━━━ RECORDS FOR PROCESSING ━━━
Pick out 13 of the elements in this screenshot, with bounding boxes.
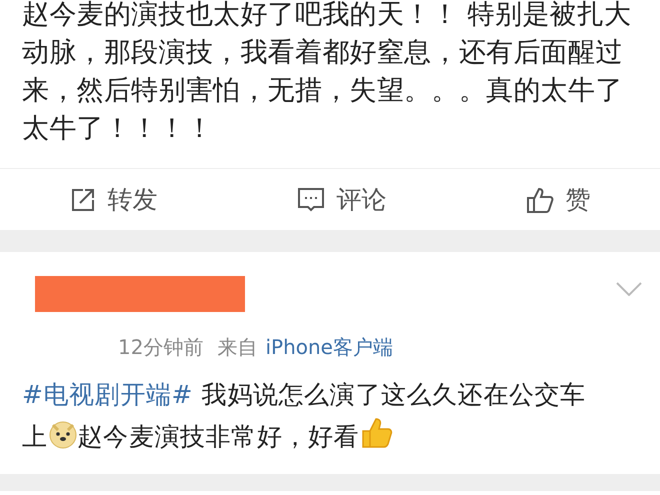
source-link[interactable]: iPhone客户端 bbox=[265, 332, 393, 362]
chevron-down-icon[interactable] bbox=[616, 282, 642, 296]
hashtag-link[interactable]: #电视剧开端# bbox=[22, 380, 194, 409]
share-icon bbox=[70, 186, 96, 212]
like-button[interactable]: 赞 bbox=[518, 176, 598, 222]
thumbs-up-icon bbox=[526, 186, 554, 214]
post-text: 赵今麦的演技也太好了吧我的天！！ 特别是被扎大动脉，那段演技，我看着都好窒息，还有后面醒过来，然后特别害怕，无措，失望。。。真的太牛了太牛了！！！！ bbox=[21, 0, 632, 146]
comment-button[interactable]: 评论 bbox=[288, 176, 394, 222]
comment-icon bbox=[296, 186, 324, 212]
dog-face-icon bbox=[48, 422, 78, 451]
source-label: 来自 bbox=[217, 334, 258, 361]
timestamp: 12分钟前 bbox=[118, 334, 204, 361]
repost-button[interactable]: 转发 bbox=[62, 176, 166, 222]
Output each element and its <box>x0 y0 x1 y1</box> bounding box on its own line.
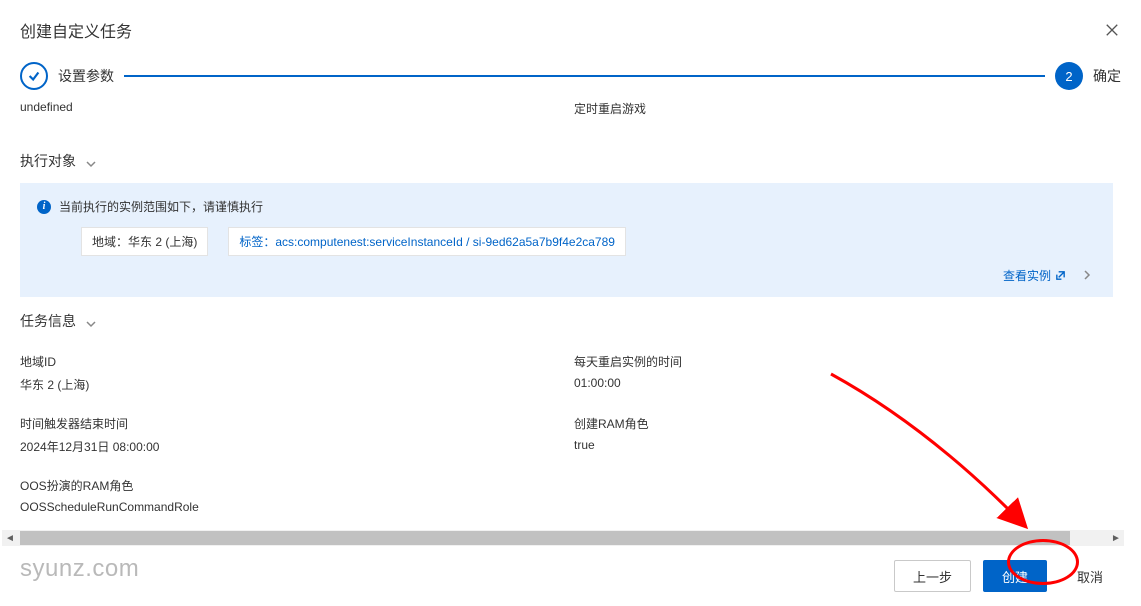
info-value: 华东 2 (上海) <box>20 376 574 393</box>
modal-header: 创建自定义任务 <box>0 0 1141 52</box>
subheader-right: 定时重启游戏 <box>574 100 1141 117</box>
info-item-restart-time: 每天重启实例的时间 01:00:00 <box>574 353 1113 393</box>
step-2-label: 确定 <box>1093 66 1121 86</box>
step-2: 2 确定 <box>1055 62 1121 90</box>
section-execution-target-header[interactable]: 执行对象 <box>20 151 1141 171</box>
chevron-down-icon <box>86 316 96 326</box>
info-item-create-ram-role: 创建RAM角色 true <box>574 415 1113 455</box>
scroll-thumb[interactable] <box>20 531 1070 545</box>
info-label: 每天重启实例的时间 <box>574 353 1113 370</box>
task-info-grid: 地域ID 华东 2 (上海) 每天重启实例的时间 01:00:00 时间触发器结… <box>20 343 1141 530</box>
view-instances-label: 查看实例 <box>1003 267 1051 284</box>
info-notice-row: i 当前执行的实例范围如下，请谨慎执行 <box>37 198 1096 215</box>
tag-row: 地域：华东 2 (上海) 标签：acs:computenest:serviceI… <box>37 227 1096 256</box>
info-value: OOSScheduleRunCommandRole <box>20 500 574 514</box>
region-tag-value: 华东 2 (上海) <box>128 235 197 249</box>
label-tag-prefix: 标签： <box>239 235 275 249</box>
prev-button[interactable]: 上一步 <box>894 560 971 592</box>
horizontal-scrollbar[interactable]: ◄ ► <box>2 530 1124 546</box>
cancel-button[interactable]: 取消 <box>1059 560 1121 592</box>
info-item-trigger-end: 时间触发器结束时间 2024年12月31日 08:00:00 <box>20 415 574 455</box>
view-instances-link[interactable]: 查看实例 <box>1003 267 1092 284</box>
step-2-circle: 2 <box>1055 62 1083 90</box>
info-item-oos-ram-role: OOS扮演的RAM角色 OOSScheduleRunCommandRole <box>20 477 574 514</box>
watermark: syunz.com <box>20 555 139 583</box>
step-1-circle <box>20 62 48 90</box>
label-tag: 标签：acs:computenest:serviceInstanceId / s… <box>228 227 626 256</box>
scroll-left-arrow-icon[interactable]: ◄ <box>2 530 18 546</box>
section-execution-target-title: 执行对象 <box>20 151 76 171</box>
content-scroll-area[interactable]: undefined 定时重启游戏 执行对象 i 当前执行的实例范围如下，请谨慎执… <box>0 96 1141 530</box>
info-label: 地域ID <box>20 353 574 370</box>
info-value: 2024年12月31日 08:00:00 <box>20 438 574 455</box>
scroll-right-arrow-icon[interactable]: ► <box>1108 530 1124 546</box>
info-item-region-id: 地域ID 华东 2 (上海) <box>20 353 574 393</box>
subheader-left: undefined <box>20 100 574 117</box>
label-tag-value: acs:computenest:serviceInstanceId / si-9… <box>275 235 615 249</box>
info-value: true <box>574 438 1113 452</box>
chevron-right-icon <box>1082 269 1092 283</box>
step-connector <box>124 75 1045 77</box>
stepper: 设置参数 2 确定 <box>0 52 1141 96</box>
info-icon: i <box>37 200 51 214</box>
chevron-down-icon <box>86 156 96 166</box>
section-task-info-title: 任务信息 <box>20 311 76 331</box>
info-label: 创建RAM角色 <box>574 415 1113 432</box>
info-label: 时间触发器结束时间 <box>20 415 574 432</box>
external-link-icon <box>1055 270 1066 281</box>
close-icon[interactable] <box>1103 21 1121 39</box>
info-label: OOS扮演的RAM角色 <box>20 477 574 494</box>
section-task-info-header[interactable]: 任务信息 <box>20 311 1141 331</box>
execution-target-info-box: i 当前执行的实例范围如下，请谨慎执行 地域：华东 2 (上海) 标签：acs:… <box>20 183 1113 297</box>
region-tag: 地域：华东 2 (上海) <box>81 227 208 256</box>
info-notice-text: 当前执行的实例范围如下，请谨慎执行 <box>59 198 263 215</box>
━━━
**EXERCISE BRIEF**
Reproduce the rows exactly, from the first line at the start through the line containing "Output each element", and leave the picture out.

**THE ANSWER**
Pick out 13 of the elements in this screenshot, with bounding boxes.
source-link[interactable]: iPhone客户端 bbox=[265, 332, 393, 362]
chevron-down-icon[interactable] bbox=[616, 282, 642, 296]
hashtag-link[interactable]: #电视剧开端# bbox=[22, 380, 194, 409]
share-icon bbox=[70, 186, 96, 212]
like-button[interactable]: 赞 bbox=[518, 176, 598, 222]
thumbs-up-icon bbox=[526, 186, 554, 214]
post-text: 赵今麦的演技也太好了吧我的天！！ 特别是被扎大动脉，那段演技，我看着都好窒息，还有后面醒过来，然后特别害怕，无措，失望。。。真的太牛了太牛了！！！！ bbox=[21, 0, 632, 146]
comment-button[interactable]: 评论 bbox=[288, 176, 394, 222]
comment-icon bbox=[296, 186, 324, 212]
dog-face-icon bbox=[48, 422, 78, 451]
source-label: 来自 bbox=[217, 334, 258, 361]
timestamp: 12分钟前 bbox=[118, 334, 204, 361]
repost-button[interactable]: 转发 bbox=[62, 176, 166, 222]
Output each element and its <box>x0 y0 x1 y1</box> bounding box on its own line.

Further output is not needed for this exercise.